-- START OF SUPPLIED MATERIAL --

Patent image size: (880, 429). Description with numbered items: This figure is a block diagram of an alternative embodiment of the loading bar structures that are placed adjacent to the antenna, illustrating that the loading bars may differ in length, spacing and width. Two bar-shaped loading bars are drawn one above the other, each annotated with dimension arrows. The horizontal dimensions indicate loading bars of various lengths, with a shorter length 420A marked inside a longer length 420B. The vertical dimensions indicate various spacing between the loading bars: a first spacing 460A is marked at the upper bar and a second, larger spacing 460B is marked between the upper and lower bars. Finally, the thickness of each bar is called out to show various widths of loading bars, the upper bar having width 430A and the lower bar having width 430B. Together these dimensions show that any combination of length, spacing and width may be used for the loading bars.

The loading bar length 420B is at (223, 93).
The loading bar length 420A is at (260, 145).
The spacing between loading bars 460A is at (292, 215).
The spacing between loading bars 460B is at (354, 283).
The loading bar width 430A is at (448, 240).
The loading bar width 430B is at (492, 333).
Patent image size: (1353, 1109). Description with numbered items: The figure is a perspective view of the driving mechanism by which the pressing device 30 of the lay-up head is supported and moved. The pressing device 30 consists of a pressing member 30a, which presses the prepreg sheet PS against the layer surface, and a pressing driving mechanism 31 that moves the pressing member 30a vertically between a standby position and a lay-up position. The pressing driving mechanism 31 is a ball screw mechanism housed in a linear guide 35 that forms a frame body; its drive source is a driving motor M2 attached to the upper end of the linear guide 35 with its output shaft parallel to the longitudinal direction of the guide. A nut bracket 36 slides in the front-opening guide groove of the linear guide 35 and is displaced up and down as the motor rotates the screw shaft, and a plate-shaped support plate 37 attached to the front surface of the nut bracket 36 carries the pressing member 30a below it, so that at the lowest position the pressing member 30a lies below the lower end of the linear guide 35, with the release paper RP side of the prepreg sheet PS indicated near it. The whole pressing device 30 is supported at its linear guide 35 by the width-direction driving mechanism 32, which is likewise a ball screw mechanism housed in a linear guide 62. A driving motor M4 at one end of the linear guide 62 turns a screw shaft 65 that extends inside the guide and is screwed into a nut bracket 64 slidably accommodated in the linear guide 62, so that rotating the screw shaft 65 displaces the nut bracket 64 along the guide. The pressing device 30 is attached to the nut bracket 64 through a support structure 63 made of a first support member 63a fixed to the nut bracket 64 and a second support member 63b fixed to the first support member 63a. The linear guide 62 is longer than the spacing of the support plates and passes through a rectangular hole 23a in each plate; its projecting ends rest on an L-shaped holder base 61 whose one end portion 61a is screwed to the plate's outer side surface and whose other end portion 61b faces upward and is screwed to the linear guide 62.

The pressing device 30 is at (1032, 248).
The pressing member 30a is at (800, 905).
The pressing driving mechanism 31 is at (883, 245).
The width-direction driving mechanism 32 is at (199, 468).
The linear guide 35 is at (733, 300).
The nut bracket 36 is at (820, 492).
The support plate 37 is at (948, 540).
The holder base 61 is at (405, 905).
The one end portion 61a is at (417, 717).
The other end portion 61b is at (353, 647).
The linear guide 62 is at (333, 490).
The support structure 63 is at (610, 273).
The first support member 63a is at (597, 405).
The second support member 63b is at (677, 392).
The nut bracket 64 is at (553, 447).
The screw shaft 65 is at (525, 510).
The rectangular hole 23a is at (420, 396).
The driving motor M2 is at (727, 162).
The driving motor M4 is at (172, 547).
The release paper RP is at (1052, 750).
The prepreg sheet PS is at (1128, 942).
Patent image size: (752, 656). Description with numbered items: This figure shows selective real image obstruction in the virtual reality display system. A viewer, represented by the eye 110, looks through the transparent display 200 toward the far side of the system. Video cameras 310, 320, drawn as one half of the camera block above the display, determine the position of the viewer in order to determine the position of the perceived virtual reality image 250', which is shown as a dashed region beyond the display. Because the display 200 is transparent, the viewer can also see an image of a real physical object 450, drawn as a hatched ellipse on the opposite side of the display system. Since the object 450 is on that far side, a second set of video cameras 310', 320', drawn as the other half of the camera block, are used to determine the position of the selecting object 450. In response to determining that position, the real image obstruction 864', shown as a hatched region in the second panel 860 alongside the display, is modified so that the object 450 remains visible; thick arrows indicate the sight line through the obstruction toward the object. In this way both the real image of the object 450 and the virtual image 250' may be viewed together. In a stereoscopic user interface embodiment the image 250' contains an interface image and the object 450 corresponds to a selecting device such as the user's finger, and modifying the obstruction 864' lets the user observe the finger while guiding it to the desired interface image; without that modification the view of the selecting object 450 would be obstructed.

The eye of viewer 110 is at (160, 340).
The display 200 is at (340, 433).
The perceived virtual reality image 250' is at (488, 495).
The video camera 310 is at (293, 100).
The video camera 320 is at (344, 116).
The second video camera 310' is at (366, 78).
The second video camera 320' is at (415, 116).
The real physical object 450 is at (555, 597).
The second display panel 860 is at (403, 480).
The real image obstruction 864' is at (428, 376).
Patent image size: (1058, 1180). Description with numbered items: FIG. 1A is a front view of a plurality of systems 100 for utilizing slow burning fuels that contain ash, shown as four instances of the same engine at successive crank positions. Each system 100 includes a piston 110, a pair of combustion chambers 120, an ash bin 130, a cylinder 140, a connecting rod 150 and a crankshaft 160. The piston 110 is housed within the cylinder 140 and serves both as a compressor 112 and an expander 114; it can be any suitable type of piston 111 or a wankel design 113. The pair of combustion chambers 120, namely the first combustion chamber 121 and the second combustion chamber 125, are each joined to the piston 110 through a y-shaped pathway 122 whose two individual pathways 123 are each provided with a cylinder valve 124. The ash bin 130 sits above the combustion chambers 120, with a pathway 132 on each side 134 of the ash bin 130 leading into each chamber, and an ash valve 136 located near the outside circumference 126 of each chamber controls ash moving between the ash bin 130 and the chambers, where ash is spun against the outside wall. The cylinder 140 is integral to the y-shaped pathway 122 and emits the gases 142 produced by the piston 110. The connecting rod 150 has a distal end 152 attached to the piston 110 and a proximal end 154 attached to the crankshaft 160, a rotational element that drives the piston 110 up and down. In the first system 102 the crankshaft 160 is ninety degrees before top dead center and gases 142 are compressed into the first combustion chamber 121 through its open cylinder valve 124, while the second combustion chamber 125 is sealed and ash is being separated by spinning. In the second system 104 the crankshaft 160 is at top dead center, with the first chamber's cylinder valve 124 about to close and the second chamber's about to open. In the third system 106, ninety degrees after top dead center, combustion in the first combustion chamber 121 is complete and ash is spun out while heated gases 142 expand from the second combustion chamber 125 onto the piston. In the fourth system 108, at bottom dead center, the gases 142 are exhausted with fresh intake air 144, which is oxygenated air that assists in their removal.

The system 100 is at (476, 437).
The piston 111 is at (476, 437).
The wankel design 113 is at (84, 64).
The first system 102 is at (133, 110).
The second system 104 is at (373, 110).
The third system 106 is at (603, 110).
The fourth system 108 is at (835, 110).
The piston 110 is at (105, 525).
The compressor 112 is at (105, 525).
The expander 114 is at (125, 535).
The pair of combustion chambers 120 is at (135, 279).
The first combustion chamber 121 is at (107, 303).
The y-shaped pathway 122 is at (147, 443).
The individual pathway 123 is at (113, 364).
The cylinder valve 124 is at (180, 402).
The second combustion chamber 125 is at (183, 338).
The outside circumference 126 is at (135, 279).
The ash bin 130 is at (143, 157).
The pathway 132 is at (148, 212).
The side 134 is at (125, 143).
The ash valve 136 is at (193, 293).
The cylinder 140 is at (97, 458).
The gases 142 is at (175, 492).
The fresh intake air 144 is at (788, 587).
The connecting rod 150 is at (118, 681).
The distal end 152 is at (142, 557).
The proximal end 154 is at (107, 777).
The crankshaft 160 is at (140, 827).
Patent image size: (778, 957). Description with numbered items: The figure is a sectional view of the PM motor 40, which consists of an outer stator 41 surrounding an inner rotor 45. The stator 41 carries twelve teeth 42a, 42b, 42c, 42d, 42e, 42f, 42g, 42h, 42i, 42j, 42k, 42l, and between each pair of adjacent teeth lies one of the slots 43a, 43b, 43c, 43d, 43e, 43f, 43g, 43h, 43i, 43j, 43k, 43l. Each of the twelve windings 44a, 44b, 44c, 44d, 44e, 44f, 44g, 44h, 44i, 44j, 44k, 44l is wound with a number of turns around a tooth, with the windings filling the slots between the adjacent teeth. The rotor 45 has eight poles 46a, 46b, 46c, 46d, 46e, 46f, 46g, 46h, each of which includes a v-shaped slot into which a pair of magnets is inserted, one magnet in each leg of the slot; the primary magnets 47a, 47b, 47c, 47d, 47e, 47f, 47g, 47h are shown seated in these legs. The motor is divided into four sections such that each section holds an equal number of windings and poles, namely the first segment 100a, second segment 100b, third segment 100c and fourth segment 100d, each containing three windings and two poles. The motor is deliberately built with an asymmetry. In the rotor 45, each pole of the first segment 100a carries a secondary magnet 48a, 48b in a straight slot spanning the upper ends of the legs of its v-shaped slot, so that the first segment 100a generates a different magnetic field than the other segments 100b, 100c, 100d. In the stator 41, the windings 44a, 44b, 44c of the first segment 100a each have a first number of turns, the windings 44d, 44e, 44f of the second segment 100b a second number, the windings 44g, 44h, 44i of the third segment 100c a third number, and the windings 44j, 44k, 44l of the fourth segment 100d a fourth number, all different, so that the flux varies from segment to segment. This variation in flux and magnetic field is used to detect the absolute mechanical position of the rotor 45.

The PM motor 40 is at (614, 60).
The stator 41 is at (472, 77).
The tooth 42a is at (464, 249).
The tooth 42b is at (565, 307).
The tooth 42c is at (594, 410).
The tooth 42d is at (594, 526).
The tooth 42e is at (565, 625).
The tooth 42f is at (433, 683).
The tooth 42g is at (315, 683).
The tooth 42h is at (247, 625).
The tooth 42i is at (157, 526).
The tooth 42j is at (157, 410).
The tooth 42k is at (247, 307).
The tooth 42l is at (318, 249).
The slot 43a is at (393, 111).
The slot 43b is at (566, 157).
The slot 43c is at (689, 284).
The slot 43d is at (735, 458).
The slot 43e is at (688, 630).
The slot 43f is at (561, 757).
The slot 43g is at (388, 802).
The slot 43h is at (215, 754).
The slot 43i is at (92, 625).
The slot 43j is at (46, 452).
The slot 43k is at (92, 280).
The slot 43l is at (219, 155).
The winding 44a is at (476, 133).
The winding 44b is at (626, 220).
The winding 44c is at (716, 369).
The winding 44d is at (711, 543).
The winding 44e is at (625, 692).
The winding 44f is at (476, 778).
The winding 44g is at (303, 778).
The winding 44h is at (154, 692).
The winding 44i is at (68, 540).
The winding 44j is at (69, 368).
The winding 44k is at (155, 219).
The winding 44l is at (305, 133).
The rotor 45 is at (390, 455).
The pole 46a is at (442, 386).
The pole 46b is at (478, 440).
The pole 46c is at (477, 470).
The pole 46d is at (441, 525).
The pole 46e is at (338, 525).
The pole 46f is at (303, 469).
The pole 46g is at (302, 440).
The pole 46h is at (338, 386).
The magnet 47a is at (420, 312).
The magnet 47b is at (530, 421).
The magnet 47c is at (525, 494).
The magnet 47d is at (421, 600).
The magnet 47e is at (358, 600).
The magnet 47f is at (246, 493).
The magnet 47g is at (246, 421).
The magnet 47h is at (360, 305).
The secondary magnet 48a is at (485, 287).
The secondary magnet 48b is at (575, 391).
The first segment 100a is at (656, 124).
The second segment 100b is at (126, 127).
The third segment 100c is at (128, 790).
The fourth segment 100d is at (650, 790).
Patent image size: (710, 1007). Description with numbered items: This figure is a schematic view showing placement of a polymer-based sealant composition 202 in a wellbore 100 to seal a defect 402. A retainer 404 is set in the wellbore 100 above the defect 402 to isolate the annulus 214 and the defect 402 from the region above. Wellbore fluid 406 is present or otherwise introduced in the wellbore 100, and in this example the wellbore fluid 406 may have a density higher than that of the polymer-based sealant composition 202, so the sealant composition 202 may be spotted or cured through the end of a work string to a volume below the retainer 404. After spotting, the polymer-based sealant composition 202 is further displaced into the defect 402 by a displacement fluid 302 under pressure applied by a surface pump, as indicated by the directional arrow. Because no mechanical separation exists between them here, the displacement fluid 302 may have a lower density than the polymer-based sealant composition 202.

-- END OF SUPPLIED MATERIAL --

# TASK OBJECTIVE
Locate each line in the rows above that contains the string "bars", treating uppercase and lowercase letters as different, and copy every such line.

# RESPONSE
Patent image size: (880, 429). Description with numbered items: This figure is a block diagram of an alternative embodiment of the loading bar structures that are placed adjacent to the antenna, illustrating that the loading bars may differ in length, spacing and width. Two bar-shaped loading bars are drawn one above the other, each annotated with dimension arrows. The horizontal dimensions indicate loading bars of various lengths, with a shorter length 420A marked inside a longer length 420B. The vertical dimensions indicate various spacing between the loading bars: a first spacing 460A is marked at the upper bar and a second, larger spacing 460B is marked between the upper and lower bars. Finally, the thickness of each bar is called out to show various widths of loading bars, the upper bar having width 430A and the lower bar having width 430B. Together these dimensions show that any combination of length, spacing and width may be used for the loading bars.
The spacing between loading bars 460A is at (292, 215).
The spacing between loading bars 460B is at (354, 283).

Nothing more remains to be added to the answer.